Content starts

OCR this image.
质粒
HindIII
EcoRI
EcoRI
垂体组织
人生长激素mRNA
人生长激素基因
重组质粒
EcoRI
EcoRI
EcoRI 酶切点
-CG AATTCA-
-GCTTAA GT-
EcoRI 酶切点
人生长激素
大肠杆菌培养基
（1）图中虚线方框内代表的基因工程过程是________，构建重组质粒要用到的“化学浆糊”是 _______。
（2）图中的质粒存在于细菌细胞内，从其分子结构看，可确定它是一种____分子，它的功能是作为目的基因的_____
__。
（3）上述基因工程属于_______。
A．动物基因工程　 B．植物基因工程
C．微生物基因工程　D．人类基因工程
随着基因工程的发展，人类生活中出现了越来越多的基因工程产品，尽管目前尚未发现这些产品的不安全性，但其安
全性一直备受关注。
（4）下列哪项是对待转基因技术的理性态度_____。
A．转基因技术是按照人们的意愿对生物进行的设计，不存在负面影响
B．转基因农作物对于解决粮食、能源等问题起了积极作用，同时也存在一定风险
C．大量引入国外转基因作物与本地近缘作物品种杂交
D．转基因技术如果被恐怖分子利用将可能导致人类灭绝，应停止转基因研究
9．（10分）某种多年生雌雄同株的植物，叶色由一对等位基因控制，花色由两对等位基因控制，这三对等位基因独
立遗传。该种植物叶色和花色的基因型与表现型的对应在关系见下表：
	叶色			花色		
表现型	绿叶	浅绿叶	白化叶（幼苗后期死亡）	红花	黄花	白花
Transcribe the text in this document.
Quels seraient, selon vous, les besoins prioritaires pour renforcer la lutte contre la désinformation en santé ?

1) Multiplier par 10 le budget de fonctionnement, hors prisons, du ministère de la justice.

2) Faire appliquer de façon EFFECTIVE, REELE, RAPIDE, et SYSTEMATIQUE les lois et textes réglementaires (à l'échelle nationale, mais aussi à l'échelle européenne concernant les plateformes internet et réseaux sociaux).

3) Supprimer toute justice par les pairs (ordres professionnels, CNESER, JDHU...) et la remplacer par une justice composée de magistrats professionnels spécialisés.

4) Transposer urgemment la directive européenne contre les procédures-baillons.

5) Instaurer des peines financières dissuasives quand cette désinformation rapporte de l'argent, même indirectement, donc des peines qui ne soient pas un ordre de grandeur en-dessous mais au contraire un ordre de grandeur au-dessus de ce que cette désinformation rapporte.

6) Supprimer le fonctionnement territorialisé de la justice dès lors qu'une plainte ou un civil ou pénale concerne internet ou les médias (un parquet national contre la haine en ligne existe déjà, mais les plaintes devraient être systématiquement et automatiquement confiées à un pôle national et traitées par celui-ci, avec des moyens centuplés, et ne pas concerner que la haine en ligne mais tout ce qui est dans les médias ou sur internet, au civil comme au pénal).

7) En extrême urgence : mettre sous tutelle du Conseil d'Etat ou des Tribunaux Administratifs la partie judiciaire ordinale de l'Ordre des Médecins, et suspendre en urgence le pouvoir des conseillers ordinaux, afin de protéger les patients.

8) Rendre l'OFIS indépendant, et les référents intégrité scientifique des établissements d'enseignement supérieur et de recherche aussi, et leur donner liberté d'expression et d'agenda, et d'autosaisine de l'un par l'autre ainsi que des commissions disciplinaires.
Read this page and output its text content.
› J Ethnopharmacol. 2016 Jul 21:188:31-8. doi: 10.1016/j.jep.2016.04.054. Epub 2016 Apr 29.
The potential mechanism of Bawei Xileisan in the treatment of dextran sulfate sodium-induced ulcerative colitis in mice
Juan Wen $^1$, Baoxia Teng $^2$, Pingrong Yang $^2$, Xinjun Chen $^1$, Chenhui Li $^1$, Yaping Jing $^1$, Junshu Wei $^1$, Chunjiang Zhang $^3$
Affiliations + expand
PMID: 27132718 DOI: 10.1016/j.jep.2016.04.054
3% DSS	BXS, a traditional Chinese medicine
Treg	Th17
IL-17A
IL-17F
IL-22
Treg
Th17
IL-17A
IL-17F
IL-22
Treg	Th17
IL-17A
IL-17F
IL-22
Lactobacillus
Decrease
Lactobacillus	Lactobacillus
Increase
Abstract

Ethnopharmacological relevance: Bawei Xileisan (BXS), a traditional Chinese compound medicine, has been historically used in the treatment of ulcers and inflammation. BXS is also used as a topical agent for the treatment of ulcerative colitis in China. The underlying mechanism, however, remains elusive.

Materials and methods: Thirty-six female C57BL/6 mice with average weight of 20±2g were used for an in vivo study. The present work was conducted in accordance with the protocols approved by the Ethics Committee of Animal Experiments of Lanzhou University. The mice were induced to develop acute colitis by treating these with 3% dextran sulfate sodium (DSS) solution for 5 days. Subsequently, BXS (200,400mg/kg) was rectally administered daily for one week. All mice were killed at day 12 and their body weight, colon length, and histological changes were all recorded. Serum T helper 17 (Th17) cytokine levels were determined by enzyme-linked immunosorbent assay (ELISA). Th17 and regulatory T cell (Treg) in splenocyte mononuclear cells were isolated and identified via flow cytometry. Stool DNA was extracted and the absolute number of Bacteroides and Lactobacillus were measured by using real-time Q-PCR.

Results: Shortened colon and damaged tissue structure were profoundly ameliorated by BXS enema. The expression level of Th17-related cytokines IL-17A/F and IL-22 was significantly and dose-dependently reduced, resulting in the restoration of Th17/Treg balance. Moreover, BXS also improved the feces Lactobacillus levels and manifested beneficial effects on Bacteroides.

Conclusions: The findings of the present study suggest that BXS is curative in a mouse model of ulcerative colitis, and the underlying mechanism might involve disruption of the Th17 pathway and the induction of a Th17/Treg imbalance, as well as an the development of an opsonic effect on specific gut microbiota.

Content ends

From the first line to the last, return the material exactly.

OCR this image.
质粒
HindIII
EcoRI
EcoRI
垂体组织
人生长激素mRNA
人生长激素基因
重组质粒
EcoRI
EcoRI
EcoRI 酶切点
-CG AATTCA-
-GCTTAA GT-
EcoRI 酶切点
人生长激素
大肠杆菌培养基
（1）图中虚线方框内代表的基因工程过程是________，构建重组质粒要用到的“化学浆糊”是 _______。
（2）图中的质粒存在于细菌细胞内，从其分子结构看，可确定它是一种____分子，它的功能是作为目的基因的_____
__。
（3）上述基因工程属于_______。
A．动物基因工程　 B．植物基因工程
C．微生物基因工程　D．人类基因工程
随着基因工程的发展，人类生活中出现了越来越多的基因工程产品，尽管目前尚未发现这些产品的不安全性，但其安
全性一直备受关注。
（4）下列哪项是对待转基因技术的理性态度_____。
A．转基因技术是按照人们的意愿对生物进行的设计，不存在负面影响
B．转基因农作物对于解决粮食、能源等问题起了积极作用，同时也存在一定风险
C．大量引入国外转基因作物与本地近缘作物品种杂交
D．转基因技术如果被恐怖分子利用将可能导致人类灭绝，应停止转基因研究
9．（10分）某种多年生雌雄同株的植物，叶色由一对等位基因控制，花色由两对等位基因控制，这三对等位基因独
立遗传。该种植物叶色和花色的基因型与表现型的对应在关系见下表：
	叶色			花色		
表现型	绿叶	浅绿叶	白化叶（幼苗后期死亡）	红花	黄花	白花
Transcribe the text in this document.
Quels seraient, selon vous, les besoins prioritaires pour renforcer la lutte contre la désinformation en santé ?

1) Multiplier par 10 le budget de fonctionnement, hors prisons, du ministère de la justice.

2) Faire appliquer de façon EFFECTIVE, REELE, RAPIDE, et SYSTEMATIQUE les lois et textes réglementaires (à l'échelle nationale, mais aussi à l'échelle européenne concernant les plateformes internet et réseaux sociaux).

3) Supprimer toute justice par les pairs (ordres professionnels, CNESER, JDHU...) et la remplacer par une justice composée de magistrats professionnels spécialisés.

4) Transposer urgemment la directive européenne contre les procédures-baillons.

5) Instaurer des peines financières dissuasives quand cette désinformation rapporte de l'argent, même indirectement, donc des peines qui ne soient pas un ordre de grandeur en-dessous mais au contraire un ordre de grandeur au-dessus de ce que cette désinformation rapporte.

6) Supprimer le fonctionnement territorialisé de la justice dès lors qu'une plainte ou un civil ou pénale concerne internet ou les médias (un parquet national contre la haine en ligne existe déjà, mais les plaintes devraient être systématiquement et automatiquement confiées à un pôle national et traitées par celui-ci, avec des moyens centuplés, et ne pas concerner que la haine en ligne mais tout ce qui est dans les médias ou sur internet, au civil comme au pénal).

7) En extrême urgence : mettre sous tutelle du Conseil d'Etat ou des Tribunaux Administratifs la partie judiciaire ordinale de l'Ordre des Médecins, et suspendre en urgence le pouvoir des conseillers ordinaux, afin de protéger les patients.

8) Rendre l'OFIS indépendant, et les référents intégrité scientifique des établissements d'enseignement supérieur et de recherche aussi, et leur donner liberté d'expression et d'agenda, et d'autosaisine de l'un par l'autre ainsi que des commissions disciplinaires.
Read this page and output its text content.
› J Ethnopharmacol. 2016 Jul 21:188:31-8. doi: 10.1016/j.jep.2016.04.054. Epub 2016 Apr 29.
The potential mechanism of Bawei Xileisan in the treatment of dextran sulfate sodium-induced ulcerative colitis in mice
Juan Wen $^1$, Baoxia Teng $^2$, Pingrong Yang $^2$, Xinjun Chen $^1$, Chenhui Li $^1$, Yaping Jing $^1$, Junshu Wei $^1$, Chunjiang Zhang $^3$
Affiliations + expand
PMID: 27132718 DOI: 10.1016/j.jep.2016.04.054
3% DSS	BXS, a traditional Chinese medicine
Treg	Th17
IL-17A
IL-17F
IL-22
Treg
Th17
IL-17A
IL-17F
IL-22
Treg	Th17
IL-17A
IL-17F
IL-22
Lactobacillus
Decrease
Lactobacillus	Lactobacillus
Increase
Abstract

Ethnopharmacological relevance: Bawei Xileisan (BXS), a traditional Chinese compound medicine, has been historically used in the treatment of ulcers and inflammation. BXS is also used as a topical agent for the treatment of ulcerative colitis in China. The underlying mechanism, however, remains elusive.

Materials and methods: Thirty-six female C57BL/6 mice with average weight of 20±2g were used for an in vivo study. The present work was conducted in accordance with the protocols approved by the Ethics Committee of Animal Experiments of Lanzhou University. The mice were induced to develop acute colitis by treating these with 3% dextran sulfate sodium (DSS) solution for 5 days. Subsequently, BXS (200,400mg/kg) was rectally administered daily for one week. All mice were killed at day 12 and their body weight, colon length, and histological changes were all recorded. Serum T helper 17 (Th17) cytokine levels were determined by enzyme-linked immunosorbent assay (ELISA). Th17 and regulatory T cell (Treg) in splenocyte mononuclear cells were isolated and identified via flow cytometry. Stool DNA was extracted and the absolute number of Bacteroides and Lactobacillus were measured by using real-time Q-PCR.

Results: Shortened colon and damaged tissue structure were profoundly ameliorated by BXS enema. The expression level of Th17-related cytokines IL-17A/F and IL-22 was significantly and dose-dependently reduced, resulting in the restoration of Th17/Treg balance. Moreover, BXS also improved the feces Lactobacillus levels and manifested beneficial effects on Bacteroides.

Conclusions: The findings of the present study suggest that BXS is curative in a mouse model of ulcerative colitis, and the underlying mechanism might involve disruption of the Th17 pathway and the induction of a Th17/Treg imbalance, as well as an the development of an opsonic effect on specific gut microbiota.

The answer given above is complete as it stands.